— Set problem —
Copy exactly, and only, the lines from the line containing "OCR this image." through the last line of the records below, both included, and leave out any pictures.

(Stored records)
[Start]

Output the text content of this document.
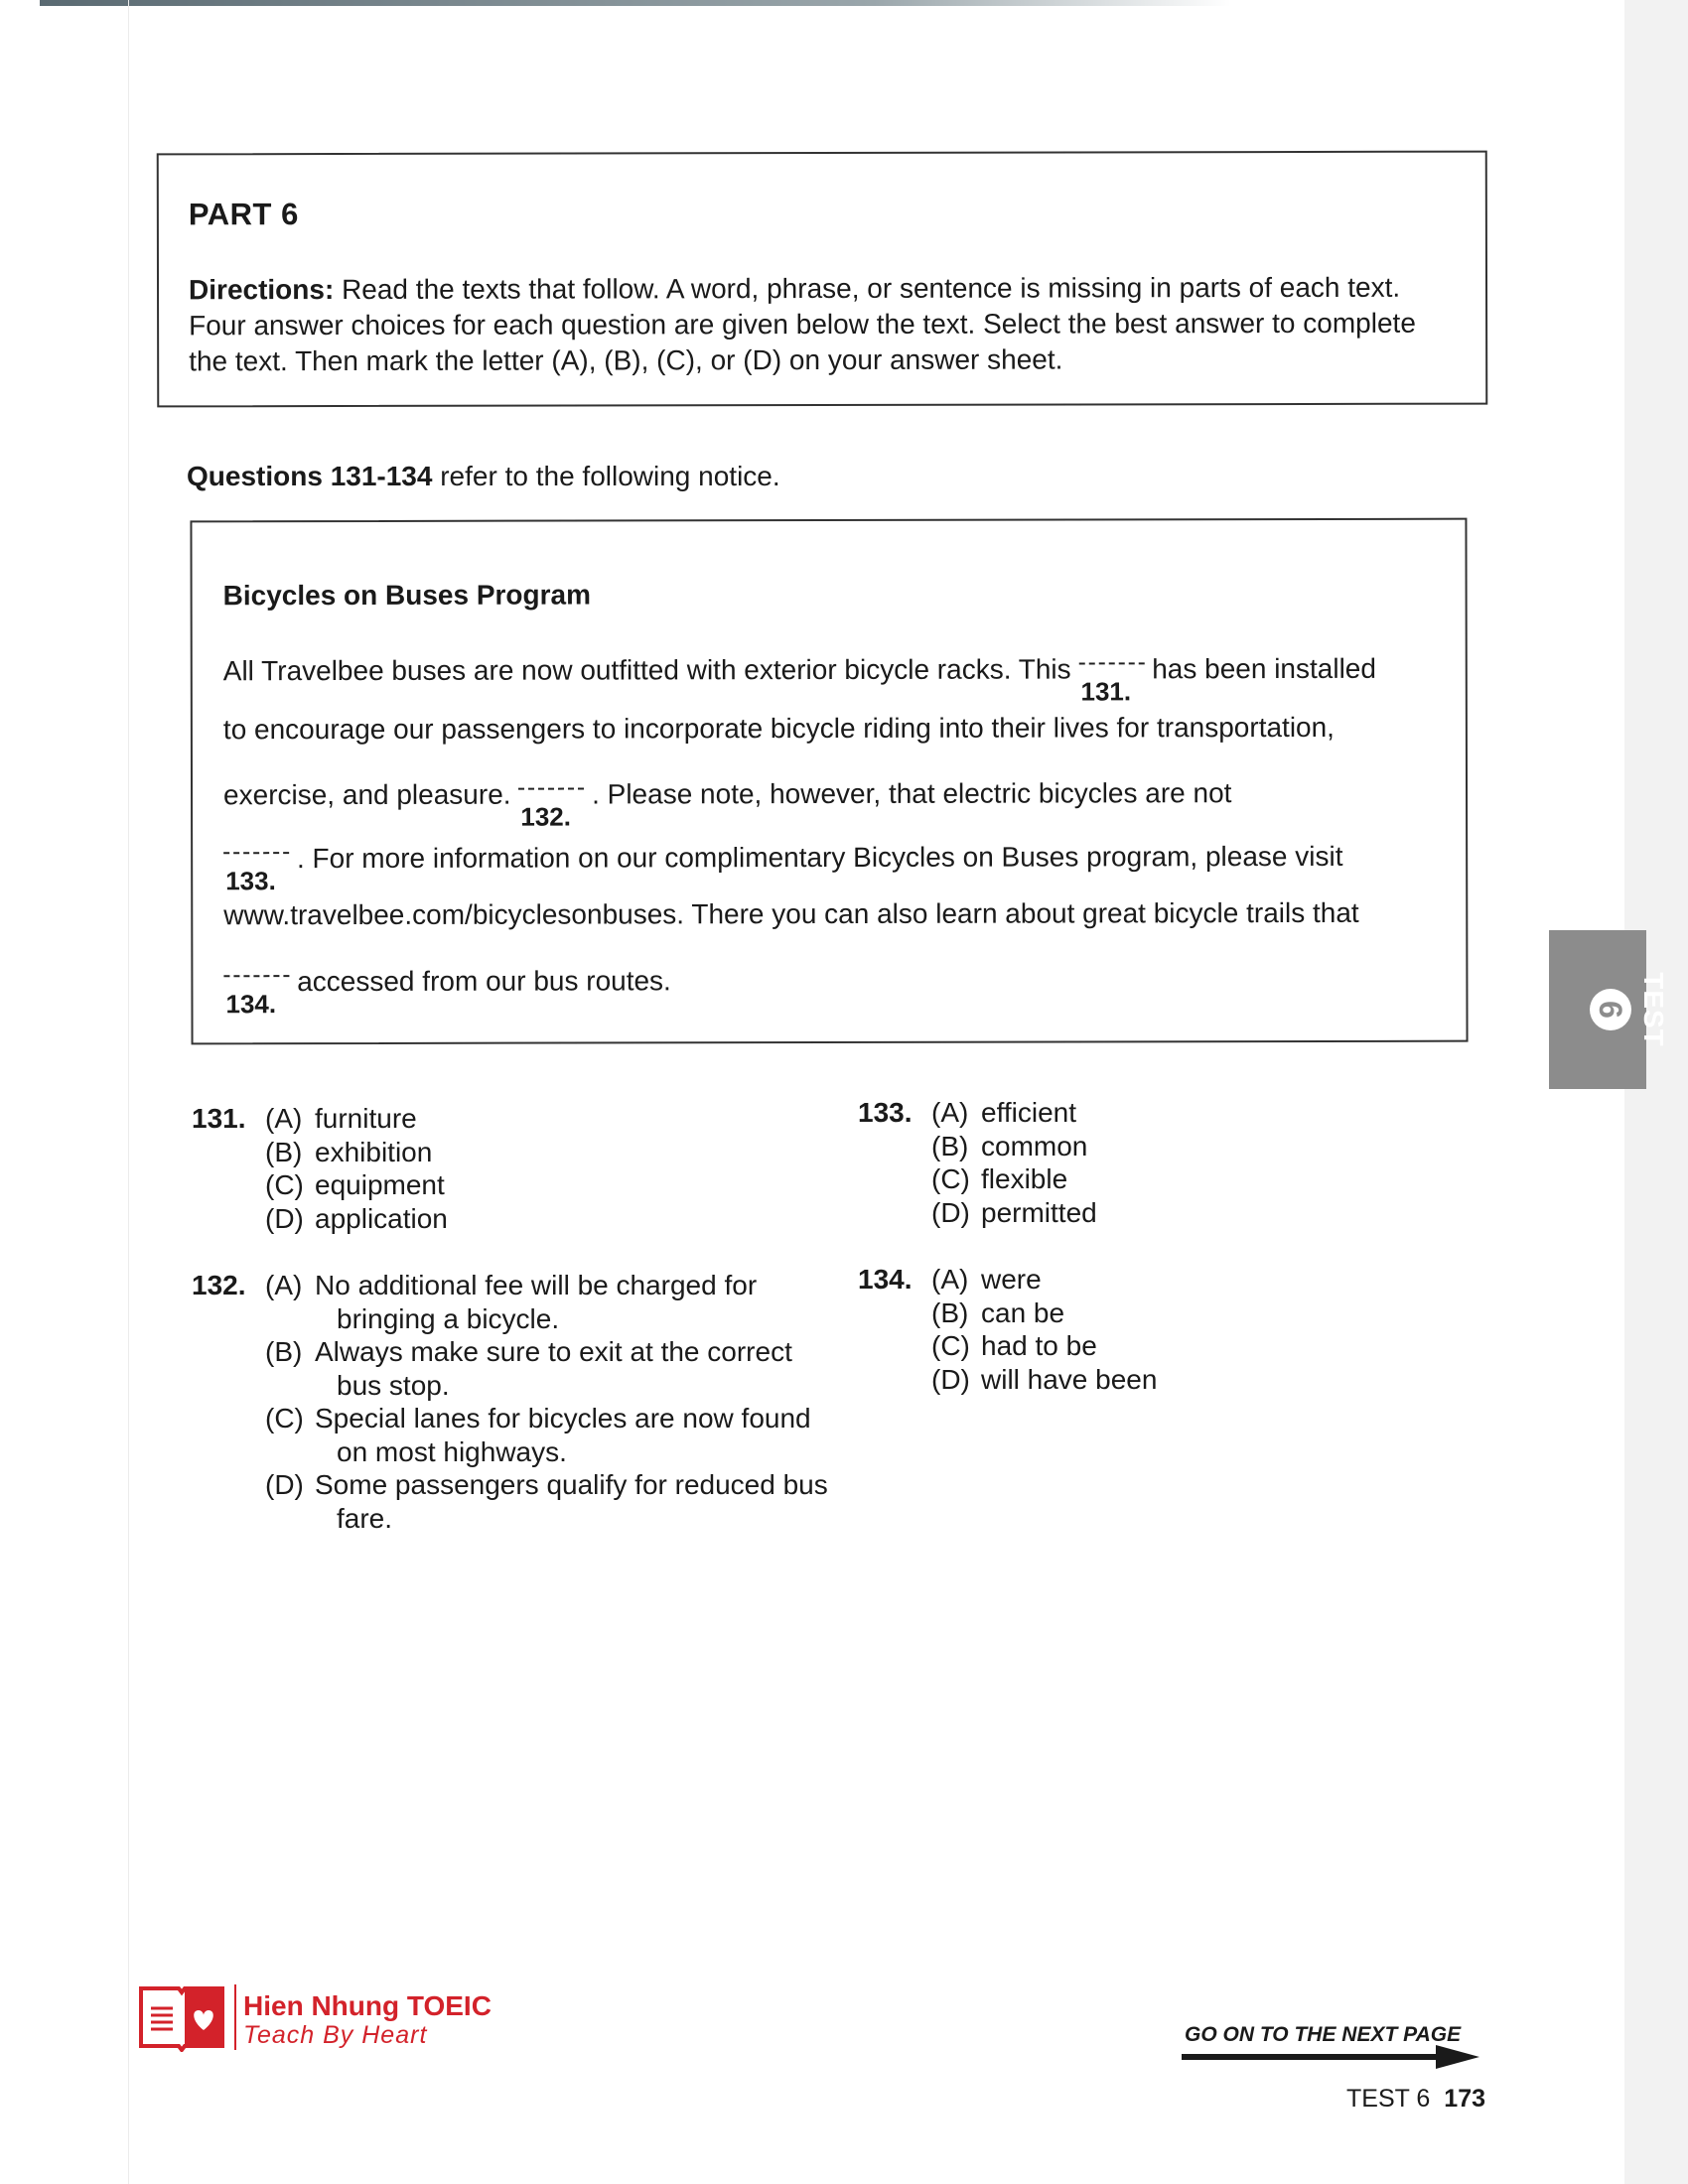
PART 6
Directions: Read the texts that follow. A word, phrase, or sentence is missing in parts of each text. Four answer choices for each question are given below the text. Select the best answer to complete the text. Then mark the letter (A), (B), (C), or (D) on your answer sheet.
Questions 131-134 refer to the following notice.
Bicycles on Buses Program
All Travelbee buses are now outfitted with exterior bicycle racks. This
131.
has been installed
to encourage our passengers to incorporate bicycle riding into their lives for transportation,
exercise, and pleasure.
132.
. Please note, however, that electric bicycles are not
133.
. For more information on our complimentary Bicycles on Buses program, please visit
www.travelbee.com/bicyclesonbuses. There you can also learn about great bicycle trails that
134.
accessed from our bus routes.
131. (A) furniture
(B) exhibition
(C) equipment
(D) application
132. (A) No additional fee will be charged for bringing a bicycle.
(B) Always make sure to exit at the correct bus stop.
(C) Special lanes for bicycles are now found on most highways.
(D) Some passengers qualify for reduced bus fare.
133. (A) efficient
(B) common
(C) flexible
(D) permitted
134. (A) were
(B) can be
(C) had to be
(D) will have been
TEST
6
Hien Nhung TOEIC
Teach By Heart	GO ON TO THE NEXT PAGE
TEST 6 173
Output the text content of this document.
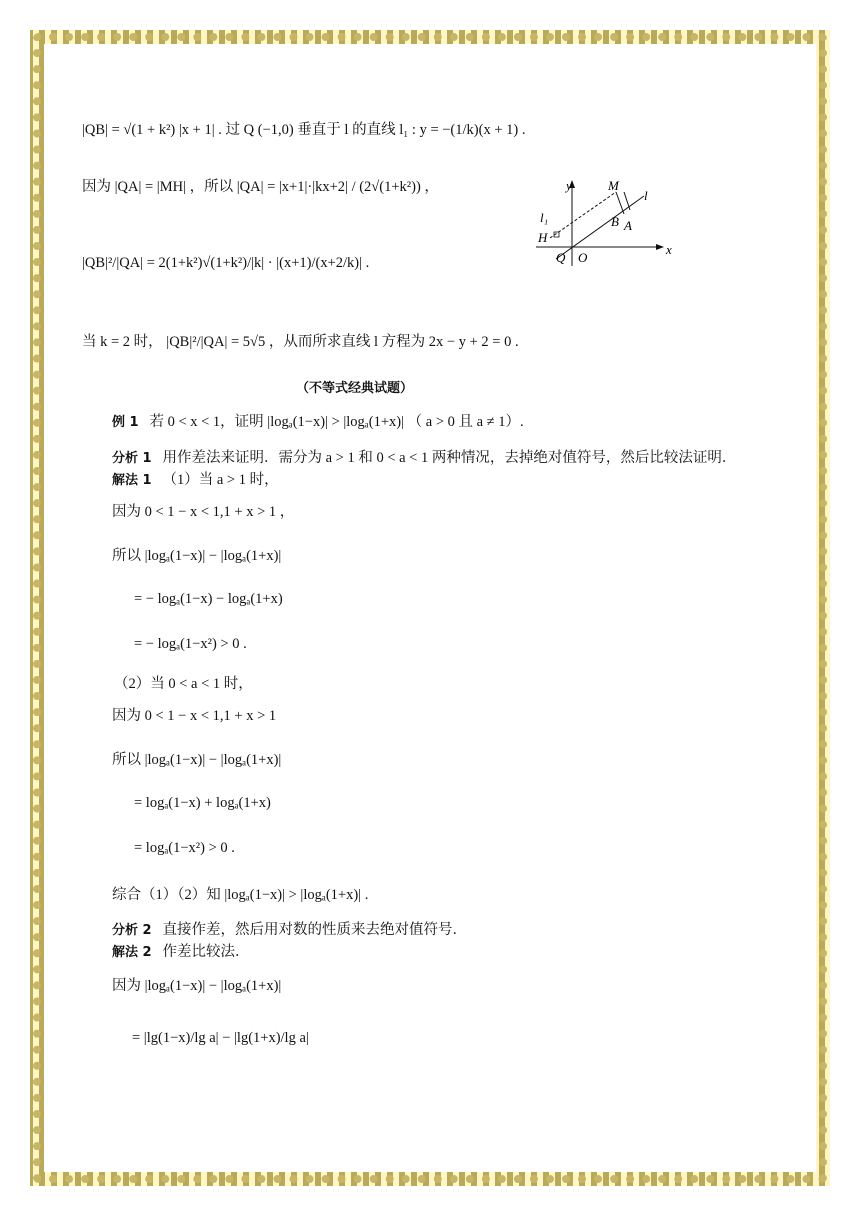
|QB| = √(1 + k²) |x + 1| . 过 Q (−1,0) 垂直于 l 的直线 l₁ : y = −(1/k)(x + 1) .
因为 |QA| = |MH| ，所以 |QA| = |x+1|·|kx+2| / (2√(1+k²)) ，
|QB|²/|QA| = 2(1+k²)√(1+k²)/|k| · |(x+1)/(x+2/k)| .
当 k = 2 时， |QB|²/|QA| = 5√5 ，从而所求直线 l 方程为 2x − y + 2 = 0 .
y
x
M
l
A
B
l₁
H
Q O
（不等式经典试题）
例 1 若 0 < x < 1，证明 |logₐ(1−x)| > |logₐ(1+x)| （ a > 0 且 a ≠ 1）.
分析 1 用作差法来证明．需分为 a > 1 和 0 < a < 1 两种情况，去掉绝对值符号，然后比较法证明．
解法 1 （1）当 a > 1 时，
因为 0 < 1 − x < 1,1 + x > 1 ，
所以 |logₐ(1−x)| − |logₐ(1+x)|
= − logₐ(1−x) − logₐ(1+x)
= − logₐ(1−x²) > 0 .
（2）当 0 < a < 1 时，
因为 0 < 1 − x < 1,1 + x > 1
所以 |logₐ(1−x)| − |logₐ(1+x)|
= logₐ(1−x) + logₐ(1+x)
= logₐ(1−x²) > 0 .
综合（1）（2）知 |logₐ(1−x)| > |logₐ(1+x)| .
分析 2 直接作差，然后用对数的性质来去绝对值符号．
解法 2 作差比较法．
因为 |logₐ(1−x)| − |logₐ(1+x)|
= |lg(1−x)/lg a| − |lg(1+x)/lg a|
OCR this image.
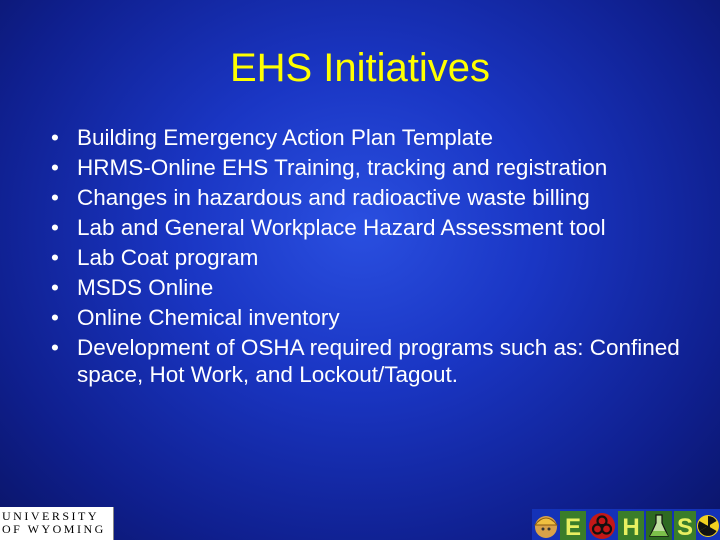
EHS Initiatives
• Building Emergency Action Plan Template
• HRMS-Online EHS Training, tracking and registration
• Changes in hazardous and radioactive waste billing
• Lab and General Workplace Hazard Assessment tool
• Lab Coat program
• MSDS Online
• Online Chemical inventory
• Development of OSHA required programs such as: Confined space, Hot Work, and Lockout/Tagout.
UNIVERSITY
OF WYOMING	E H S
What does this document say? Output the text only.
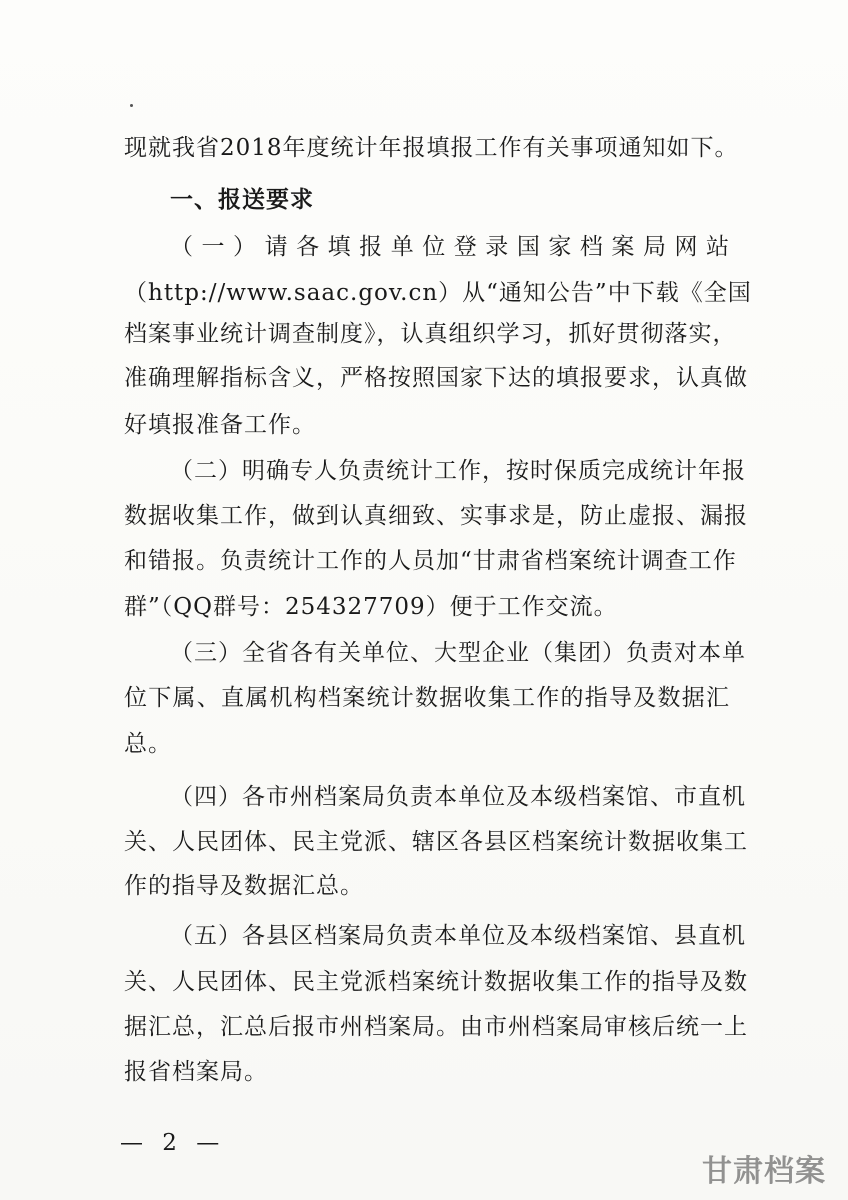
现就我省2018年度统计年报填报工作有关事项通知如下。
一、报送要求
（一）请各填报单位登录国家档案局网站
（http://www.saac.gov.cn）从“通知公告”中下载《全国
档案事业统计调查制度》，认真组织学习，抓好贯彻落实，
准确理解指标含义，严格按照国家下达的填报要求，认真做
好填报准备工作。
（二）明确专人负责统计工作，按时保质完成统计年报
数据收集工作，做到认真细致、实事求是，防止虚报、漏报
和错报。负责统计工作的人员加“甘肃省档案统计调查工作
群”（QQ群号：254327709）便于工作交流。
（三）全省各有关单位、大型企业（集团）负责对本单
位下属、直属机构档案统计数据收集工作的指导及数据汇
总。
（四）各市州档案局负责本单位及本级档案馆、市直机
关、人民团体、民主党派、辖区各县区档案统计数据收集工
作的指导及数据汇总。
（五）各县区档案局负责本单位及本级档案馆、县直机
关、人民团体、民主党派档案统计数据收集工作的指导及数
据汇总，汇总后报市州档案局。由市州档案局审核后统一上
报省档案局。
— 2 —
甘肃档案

[End]

— Final result —
OCR this image.
EHS Initiatives
• Building Emergency Action Plan Template
• HRMS-Online EHS Training, tracking and registration
• Changes in hazardous and radioactive waste billing
• Lab and General Workplace Hazard Assessment tool
• Lab Coat program
• MSDS Online
• Online Chemical inventory
• Development of OSHA required programs such as: Confined space, Hot Work, and Lockout/Tagout.
UNIVERSITY
OF WYOMING	E H S
What does this document say? Output the text only.
现就我省2018年度统计年报填报工作有关事项通知如下。
一、报送要求
（一）请各填报单位登录国家档案局网站
（http://www.saac.gov.cn）从“通知公告”中下载《全国
档案事业统计调查制度》，认真组织学习，抓好贯彻落实，
准确理解指标含义，严格按照国家下达的填报要求，认真做
好填报准备工作。
（二）明确专人负责统计工作，按时保质完成统计年报
数据收集工作，做到认真细致、实事求是，防止虚报、漏报
和错报。负责统计工作的人员加“甘肃省档案统计调查工作
群”（QQ群号：254327709）便于工作交流。
（三）全省各有关单位、大型企业（集团）负责对本单
位下属、直属机构档案统计数据收集工作的指导及数据汇
总。
（四）各市州档案局负责本单位及本级档案馆、市直机
关、人民团体、民主党派、辖区各县区档案统计数据收集工
作的指导及数据汇总。
（五）各县区档案局负责本单位及本级档案馆、县直机
关、人民团体、民主党派档案统计数据收集工作的指导及数
据汇总，汇总后报市州档案局。由市州档案局审核后统一上
报省档案局。
— 2 —
甘肃档案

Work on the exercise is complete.